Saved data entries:
START
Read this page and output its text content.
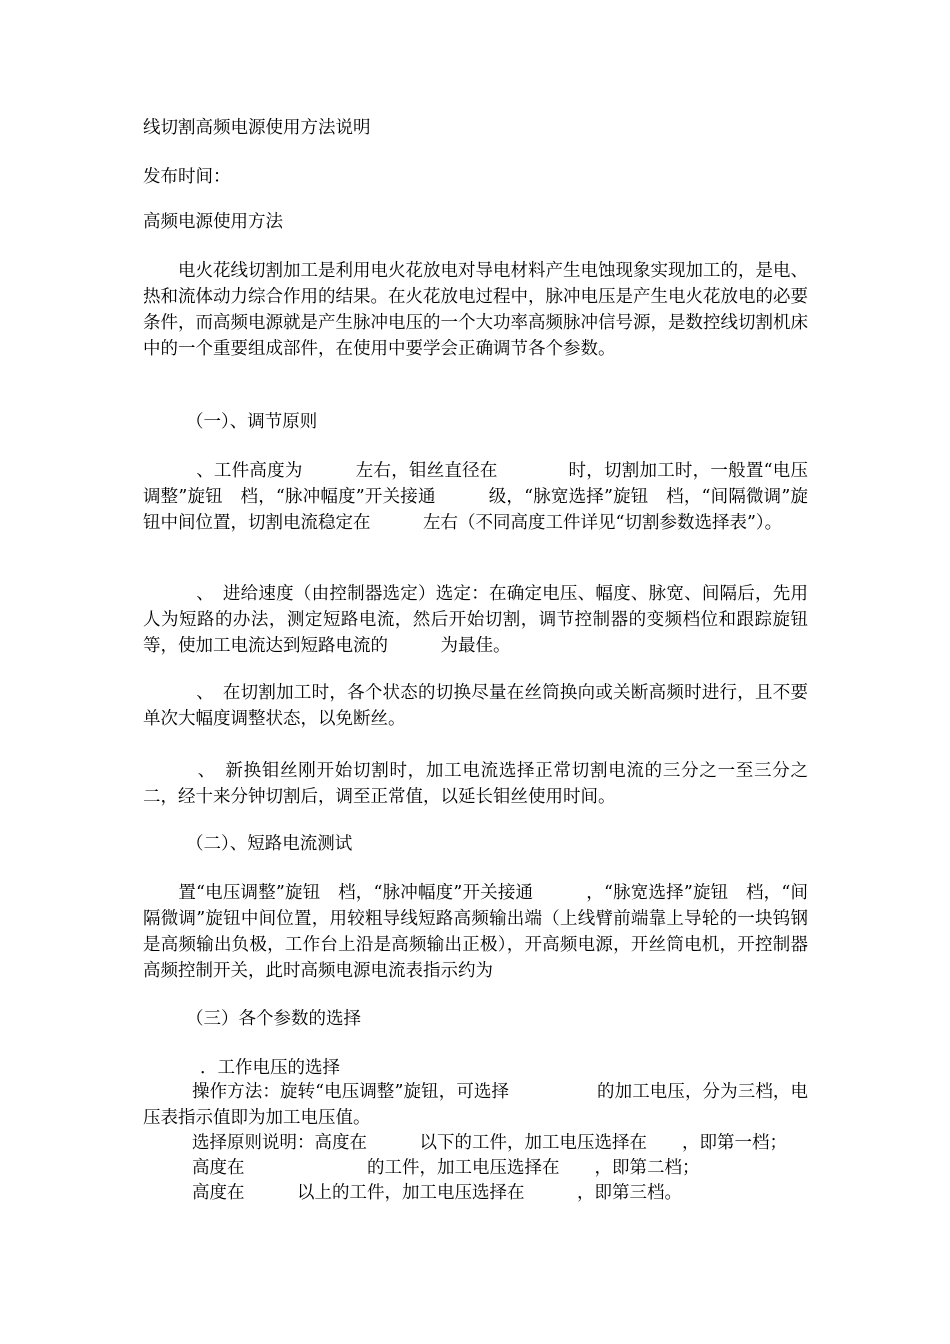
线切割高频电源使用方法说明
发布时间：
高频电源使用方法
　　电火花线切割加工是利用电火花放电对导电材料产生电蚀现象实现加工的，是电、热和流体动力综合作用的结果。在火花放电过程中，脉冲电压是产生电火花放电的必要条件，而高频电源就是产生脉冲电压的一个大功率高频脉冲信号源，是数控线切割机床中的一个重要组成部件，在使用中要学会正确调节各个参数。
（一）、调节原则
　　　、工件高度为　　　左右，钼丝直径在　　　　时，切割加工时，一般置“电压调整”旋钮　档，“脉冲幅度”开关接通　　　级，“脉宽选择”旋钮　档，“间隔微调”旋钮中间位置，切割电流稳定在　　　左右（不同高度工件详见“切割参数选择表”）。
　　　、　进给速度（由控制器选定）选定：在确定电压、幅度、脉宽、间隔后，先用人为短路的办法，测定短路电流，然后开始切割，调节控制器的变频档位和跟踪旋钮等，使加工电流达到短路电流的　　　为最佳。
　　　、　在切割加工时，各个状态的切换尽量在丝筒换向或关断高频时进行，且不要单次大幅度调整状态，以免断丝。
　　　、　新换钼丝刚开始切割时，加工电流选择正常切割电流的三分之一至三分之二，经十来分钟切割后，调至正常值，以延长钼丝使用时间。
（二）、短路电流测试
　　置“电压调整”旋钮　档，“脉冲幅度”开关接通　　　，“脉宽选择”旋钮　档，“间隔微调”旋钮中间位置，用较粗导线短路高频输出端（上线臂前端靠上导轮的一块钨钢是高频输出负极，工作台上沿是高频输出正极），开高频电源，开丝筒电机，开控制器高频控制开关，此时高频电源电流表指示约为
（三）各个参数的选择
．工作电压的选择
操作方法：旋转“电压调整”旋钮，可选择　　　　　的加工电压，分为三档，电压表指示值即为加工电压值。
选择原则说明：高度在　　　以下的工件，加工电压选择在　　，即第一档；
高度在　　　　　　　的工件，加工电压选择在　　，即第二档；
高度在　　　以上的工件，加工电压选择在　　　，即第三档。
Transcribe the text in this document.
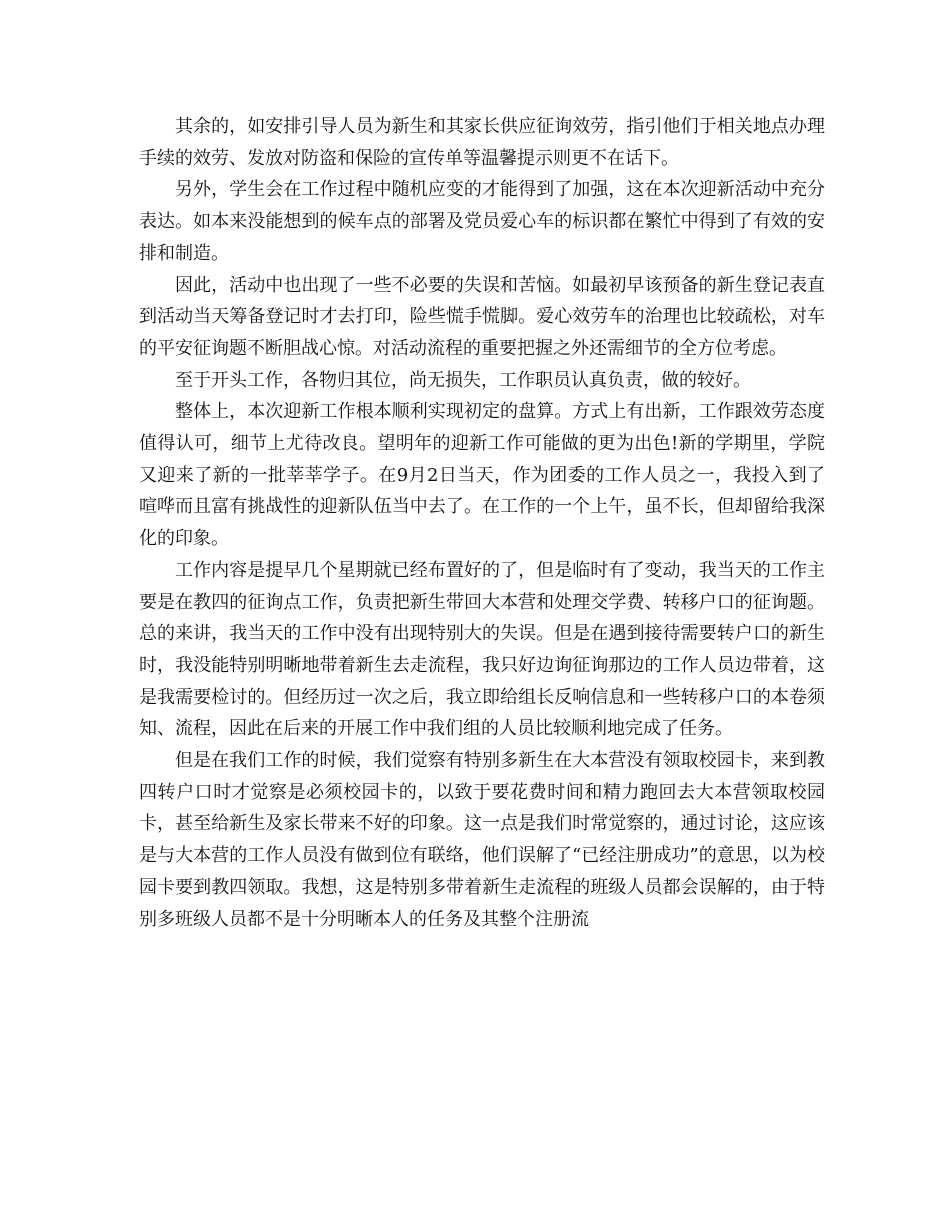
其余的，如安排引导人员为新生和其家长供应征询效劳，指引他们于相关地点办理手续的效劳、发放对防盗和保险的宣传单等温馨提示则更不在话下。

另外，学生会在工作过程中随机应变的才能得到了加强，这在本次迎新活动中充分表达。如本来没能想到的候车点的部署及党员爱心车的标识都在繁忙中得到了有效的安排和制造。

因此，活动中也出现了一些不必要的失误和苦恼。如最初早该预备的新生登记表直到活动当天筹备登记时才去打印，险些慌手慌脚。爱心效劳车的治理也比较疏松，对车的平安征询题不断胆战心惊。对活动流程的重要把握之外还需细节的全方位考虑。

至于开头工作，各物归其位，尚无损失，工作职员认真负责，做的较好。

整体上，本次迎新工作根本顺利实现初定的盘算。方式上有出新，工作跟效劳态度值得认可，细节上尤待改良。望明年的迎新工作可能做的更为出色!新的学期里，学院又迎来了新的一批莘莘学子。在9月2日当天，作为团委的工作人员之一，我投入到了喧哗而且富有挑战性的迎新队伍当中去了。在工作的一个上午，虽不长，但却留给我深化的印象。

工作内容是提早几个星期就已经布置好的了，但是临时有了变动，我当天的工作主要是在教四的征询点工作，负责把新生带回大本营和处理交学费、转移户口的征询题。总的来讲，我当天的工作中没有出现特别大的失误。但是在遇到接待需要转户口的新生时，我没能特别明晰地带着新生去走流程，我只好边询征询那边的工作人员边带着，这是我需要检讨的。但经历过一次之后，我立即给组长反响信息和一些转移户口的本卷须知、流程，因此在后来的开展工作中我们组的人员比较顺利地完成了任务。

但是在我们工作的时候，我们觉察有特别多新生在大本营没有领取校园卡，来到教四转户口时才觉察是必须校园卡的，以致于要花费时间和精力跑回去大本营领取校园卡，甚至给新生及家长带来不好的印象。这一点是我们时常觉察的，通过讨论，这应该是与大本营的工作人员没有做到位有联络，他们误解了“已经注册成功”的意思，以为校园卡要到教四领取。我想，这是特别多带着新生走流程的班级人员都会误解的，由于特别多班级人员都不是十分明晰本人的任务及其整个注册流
END
Lines that include the word "开关接通" are to be extracted from the data above.

　　　、工件高度为　　　左右，钼丝直径在　　　　时，切割加工时，一般置“电压调整”旋钮　档，“脉冲幅度”开关接通　　　级，“脉宽选择”旋钮　档，“间隔微调”旋钮中间位置，切割电流稳定在　　　左右（不同高度工件详见“切割参数选择表”）。
　　置“电压调整”旋钮　档，“脉冲幅度”开关接通　　　，“脉宽选择”旋钮　档，“间隔微调”旋钮中间位置，用较粗导线短路高频输出端（上线臂前端靠上导轮的一块钨钢是高频输出负极，工作台上沿是高频输出正极），开高频电源，开丝筒电机，开控制器高频控制开关，此时高频电源电流表指示约为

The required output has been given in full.